→ **STATED EXERCISE**
How many of the lines contain the string "rural"? Give the number, with no other words.

→ **PROVIDED MATERIAL**
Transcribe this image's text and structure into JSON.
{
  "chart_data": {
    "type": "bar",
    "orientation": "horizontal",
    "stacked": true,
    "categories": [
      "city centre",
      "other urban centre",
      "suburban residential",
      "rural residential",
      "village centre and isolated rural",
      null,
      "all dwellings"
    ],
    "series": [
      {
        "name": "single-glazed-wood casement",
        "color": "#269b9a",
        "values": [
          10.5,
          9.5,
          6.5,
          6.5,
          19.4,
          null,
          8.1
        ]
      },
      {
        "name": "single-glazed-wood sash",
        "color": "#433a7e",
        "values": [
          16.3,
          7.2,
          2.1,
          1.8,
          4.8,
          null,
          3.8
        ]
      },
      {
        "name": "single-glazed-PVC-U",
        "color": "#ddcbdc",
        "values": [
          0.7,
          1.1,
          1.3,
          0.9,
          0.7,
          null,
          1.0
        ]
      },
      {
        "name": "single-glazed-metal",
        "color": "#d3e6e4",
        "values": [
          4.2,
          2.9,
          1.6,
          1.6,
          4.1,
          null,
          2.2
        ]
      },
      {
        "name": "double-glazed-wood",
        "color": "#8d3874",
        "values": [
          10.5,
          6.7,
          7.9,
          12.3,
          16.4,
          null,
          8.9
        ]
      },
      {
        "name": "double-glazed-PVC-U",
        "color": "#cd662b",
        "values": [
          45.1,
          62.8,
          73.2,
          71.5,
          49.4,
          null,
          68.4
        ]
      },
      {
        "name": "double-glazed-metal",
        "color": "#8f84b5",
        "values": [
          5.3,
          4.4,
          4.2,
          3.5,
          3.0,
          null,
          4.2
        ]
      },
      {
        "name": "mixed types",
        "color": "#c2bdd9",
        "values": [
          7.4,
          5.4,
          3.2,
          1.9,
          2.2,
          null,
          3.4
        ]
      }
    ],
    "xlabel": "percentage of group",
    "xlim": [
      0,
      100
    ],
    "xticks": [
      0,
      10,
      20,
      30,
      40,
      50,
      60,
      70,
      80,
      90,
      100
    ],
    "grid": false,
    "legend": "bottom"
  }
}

→ **ANSWER FOR THIS EXERCISE**
2